Entries with figure data:
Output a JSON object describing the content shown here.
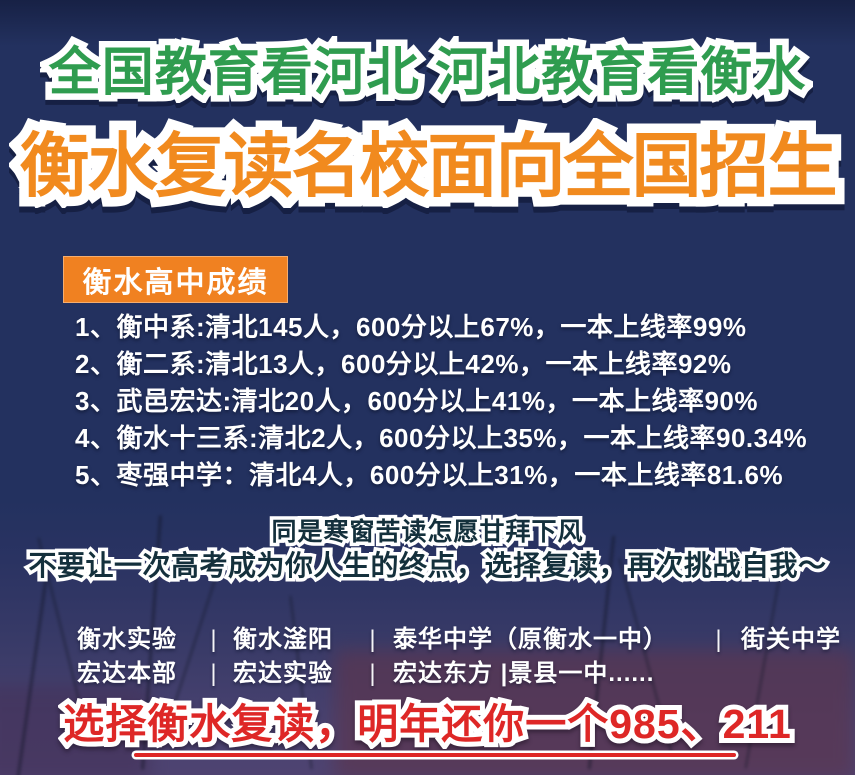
{
  "poster": {
    "bg_color": "#23315f",
    "green_accent": "#2f9c4f",
    "orange_accent": "#f18a1e",
    "badge_orange": "#f08121",
    "red_accent": "#de2726"
  },
  "headlines": {
    "top": "全国教育看河北 河北教育看衡水",
    "main": "衡水复读名校面向全国招生"
  },
  "results": {
    "badge": "衡水高中成绩",
    "items": [
      "1、衡中系:清北145人，600分以上67%，一本上线率99%",
      "2、衡二系:清北13人，600分以上42%，一本上线率92%",
      "3、武邑宏达:清北20人，600分以上41%，一本上线率90%",
      "4、衡水十三系:清北2人，600分以上35%，一本上线率90.34%",
      "5、枣强中学：清北4人，600分以上31%，一本上线率81.6%"
    ]
  },
  "motto": {
    "line1": "同是寒窗苦读怎愿甘拜下风",
    "line2": "不要让一次高考成为你人生的终点，选择复读，再次挑战自我～"
  },
  "schools": {
    "separator": "|",
    "row1": [
      "衡水实验",
      "衡水滏阳",
      "泰华中学（原衡水一中）",
      "街关中学"
    ],
    "row2": [
      "宏达本部",
      "宏达实验",
      "宏达东方 |景县一中......"
    ]
  },
  "footer": {
    "slogan": "选择衡水复读，明年还你一个985、211"
  }
}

**Objective**
Above are records with pictures; repeat the records exactly and leave the pictures out.

**Exercise solution**
Output a JSON object describing the content shown here.
{
  "poster": {
    "bg_color": "#23315f",
    "green_accent": "#2f9c4f",
    "orange_accent": "#f18a1e",
    "badge_orange": "#f08121",
    "red_accent": "#de2726"
  },
  "headlines": {
    "top": "全国教育看河北 河北教育看衡水",
    "main": "衡水复读名校面向全国招生"
  },
  "results": {
    "badge": "衡水高中成绩",
    "items": [
      "1、衡中系:清北145人，600分以上67%，一本上线率99%",
      "2、衡二系:清北13人，600分以上42%，一本上线率92%",
      "3、武邑宏达:清北20人，600分以上41%，一本上线率90%",
      "4、衡水十三系:清北2人，600分以上35%，一本上线率90.34%",
      "5、枣强中学：清北4人，600分以上31%，一本上线率81.6%"
    ]
  },
  "motto": {
    "line1": "同是寒窗苦读怎愿甘拜下风",
    "line2": "不要让一次高考成为你人生的终点，选择复读，再次挑战自我～"
  },
  "schools": {
    "separator": "|",
    "row1": [
      "衡水实验",
      "衡水滏阳",
      "泰华中学（原衡水一中）",
      "街关中学"
    ],
    "row2": [
      "宏达本部",
      "宏达实验",
      "宏达东方 |景县一中......"
    ]
  },
  "footer": {
    "slogan": "选择衡水复读，明年还你一个985、211"
  }
}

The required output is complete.